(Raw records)
________

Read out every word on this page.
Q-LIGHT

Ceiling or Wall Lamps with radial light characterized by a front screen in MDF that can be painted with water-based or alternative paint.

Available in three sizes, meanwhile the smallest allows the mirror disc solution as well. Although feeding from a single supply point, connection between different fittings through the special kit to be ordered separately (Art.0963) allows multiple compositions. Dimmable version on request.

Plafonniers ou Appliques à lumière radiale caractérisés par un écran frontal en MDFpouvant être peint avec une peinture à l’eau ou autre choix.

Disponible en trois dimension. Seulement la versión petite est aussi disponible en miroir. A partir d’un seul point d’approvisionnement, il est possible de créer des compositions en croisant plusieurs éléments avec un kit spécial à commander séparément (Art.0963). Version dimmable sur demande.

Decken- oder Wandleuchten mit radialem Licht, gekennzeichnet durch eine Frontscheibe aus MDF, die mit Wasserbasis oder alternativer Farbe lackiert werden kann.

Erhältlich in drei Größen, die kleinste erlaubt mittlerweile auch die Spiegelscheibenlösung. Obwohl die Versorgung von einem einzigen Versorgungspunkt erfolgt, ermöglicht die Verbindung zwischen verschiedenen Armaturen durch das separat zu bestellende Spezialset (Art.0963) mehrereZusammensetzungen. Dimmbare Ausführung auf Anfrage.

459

________

TASK DESCRIPTION: For the entries above, count the lines that contain the string "compositions", and state that number without further comment.

TASK RESULT: 2